● **Written task**
Every line of the material is to be quoted verbatim, minus the pictures.

● **Data to process**

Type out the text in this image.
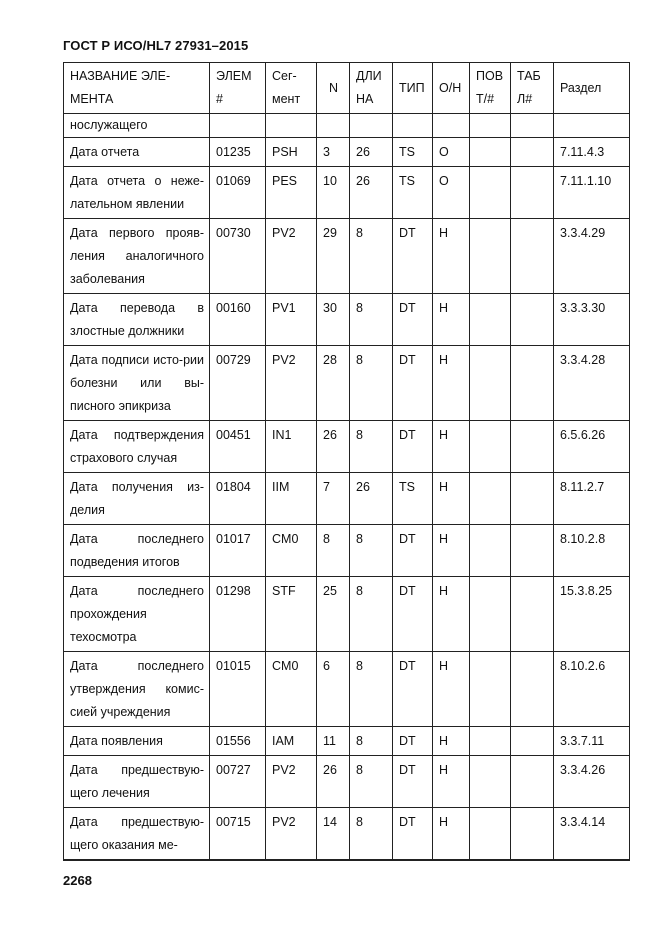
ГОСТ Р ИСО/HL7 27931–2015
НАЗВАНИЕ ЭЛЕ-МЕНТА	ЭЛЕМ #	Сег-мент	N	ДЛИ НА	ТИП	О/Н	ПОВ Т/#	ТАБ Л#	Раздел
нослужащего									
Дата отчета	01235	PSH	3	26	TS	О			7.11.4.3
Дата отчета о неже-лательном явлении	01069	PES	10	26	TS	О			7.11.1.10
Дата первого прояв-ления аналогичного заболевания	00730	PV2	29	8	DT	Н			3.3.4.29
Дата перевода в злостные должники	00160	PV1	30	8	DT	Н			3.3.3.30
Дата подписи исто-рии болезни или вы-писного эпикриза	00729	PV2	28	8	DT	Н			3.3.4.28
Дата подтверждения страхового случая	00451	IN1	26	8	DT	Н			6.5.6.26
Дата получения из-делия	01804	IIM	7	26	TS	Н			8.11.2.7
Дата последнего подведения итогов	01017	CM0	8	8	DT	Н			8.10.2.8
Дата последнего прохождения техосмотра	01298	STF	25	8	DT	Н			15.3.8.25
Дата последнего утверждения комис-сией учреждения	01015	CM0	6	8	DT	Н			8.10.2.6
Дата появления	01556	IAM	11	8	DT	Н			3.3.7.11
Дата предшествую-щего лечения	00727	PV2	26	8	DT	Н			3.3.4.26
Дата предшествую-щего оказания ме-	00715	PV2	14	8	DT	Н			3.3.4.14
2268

● **Worked solution**
Type out the text in this image.
ГОСТ Р ИСО/HL7 27931–2015
НАЗВАНИЕ ЭЛЕ-МЕНТА	ЭЛЕМ #	Сег-мент	N	ДЛИ НА	ТИП	О/Н	ПОВ Т/#	ТАБ Л#	Раздел
нослужащего									
Дата отчета	01235	PSH	3	26	TS	О			7.11.4.3
Дата отчета о неже-лательном явлении	01069	PES	10	26	TS	О			7.11.1.10
Дата первого прояв-ления аналогичного заболевания	00730	PV2	29	8	DT	Н			3.3.4.29
Дата перевода в злостные должники	00160	PV1	30	8	DT	Н			3.3.3.30
Дата подписи исто-рии болезни или вы-писного эпикриза	00729	PV2	28	8	DT	Н			3.3.4.28
Дата подтверждения страхового случая	00451	IN1	26	8	DT	Н			6.5.6.26
Дата получения из-делия	01804	IIM	7	26	TS	Н			8.11.2.7
Дата последнего подведения итогов	01017	CM0	8	8	DT	Н			8.10.2.8
Дата последнего прохождения техосмотра	01298	STF	25	8	DT	Н			15.3.8.25
Дата последнего утверждения комис-сией учреждения	01015	CM0	6	8	DT	Н			8.10.2.6
Дата появления	01556	IAM	11	8	DT	Н			3.3.7.11
Дата предшествую-щего лечения	00727	PV2	26	8	DT	Н			3.3.4.26
Дата предшествую-щего оказания ме-	00715	PV2	14	8	DT	Н			3.3.4.14
2268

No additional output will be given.